• [Directions for this task]
Repeat all the records exactly, omitting pictures.

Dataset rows
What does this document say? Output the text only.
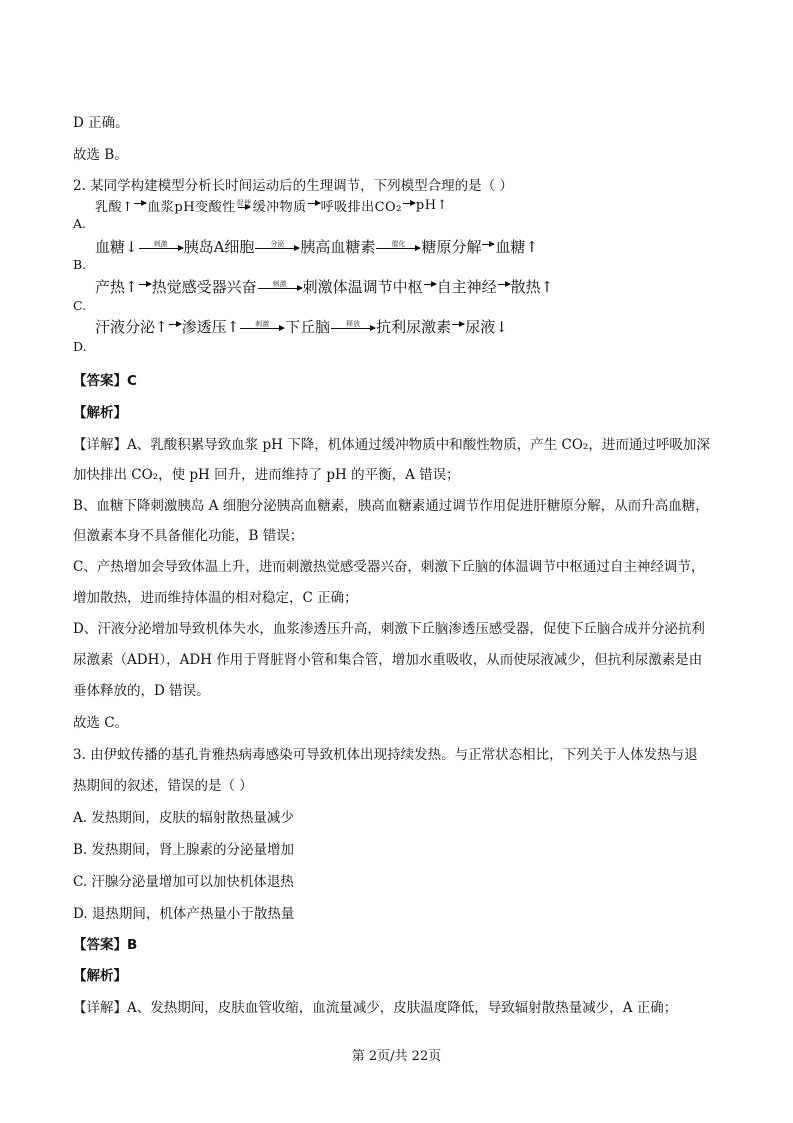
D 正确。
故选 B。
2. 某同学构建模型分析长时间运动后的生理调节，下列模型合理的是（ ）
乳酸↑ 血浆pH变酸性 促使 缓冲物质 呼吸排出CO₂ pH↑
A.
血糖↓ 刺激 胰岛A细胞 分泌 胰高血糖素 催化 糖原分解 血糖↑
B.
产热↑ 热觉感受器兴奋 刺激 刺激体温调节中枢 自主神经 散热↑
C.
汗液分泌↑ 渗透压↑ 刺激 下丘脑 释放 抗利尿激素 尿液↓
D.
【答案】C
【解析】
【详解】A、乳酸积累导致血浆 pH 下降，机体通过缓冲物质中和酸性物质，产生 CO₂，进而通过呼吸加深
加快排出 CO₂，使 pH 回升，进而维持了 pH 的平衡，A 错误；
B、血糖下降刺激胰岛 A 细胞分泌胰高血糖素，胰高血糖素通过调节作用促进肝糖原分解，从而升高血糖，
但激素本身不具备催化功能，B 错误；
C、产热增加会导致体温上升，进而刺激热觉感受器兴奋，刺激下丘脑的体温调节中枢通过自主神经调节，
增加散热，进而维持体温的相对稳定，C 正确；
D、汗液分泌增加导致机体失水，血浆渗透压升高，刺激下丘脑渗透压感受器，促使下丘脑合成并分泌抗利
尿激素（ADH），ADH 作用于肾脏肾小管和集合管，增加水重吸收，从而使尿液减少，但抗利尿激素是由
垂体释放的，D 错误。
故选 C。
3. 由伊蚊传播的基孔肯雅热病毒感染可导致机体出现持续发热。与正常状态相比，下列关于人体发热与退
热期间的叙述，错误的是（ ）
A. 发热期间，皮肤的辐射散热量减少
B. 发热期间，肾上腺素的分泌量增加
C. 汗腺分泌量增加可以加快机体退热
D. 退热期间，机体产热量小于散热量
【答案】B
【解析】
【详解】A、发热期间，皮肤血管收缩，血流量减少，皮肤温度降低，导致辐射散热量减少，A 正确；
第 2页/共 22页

• [Finished answer]
What does this document say? Output the text only.
D 正确。
故选 B。
2. 某同学构建模型分析长时间运动后的生理调节，下列模型合理的是（ ）
乳酸↑ 血浆pH变酸性 促使 缓冲物质 呼吸排出CO₂ pH↑
A.
血糖↓ 刺激 胰岛A细胞 分泌 胰高血糖素 催化 糖原分解 血糖↑
B.
产热↑ 热觉感受器兴奋 刺激 刺激体温调节中枢 自主神经 散热↑
C.
汗液分泌↑ 渗透压↑ 刺激 下丘脑 释放 抗利尿激素 尿液↓
D.
【答案】C
【解析】
【详解】A、乳酸积累导致血浆 pH 下降，机体通过缓冲物质中和酸性物质，产生 CO₂，进而通过呼吸加深
加快排出 CO₂，使 pH 回升，进而维持了 pH 的平衡，A 错误；
B、血糖下降刺激胰岛 A 细胞分泌胰高血糖素，胰高血糖素通过调节作用促进肝糖原分解，从而升高血糖，
但激素本身不具备催化功能，B 错误；
C、产热增加会导致体温上升，进而刺激热觉感受器兴奋，刺激下丘脑的体温调节中枢通过自主神经调节，
增加散热，进而维持体温的相对稳定，C 正确；
D、汗液分泌增加导致机体失水，血浆渗透压升高，刺激下丘脑渗透压感受器，促使下丘脑合成并分泌抗利
尿激素（ADH），ADH 作用于肾脏肾小管和集合管，增加水重吸收，从而使尿液减少，但抗利尿激素是由
垂体释放的，D 错误。
故选 C。
3. 由伊蚊传播的基孔肯雅热病毒感染可导致机体出现持续发热。与正常状态相比，下列关于人体发热与退
热期间的叙述，错误的是（ ）
A. 发热期间，皮肤的辐射散热量减少
B. 发热期间，肾上腺素的分泌量增加
C. 汗腺分泌量增加可以加快机体退热
D. 退热期间，机体产热量小于散热量
【答案】B
【解析】
【详解】A、发热期间，皮肤血管收缩，血流量减少，皮肤温度降低，导致辐射散热量减少，A 正确；
第 2页/共 22页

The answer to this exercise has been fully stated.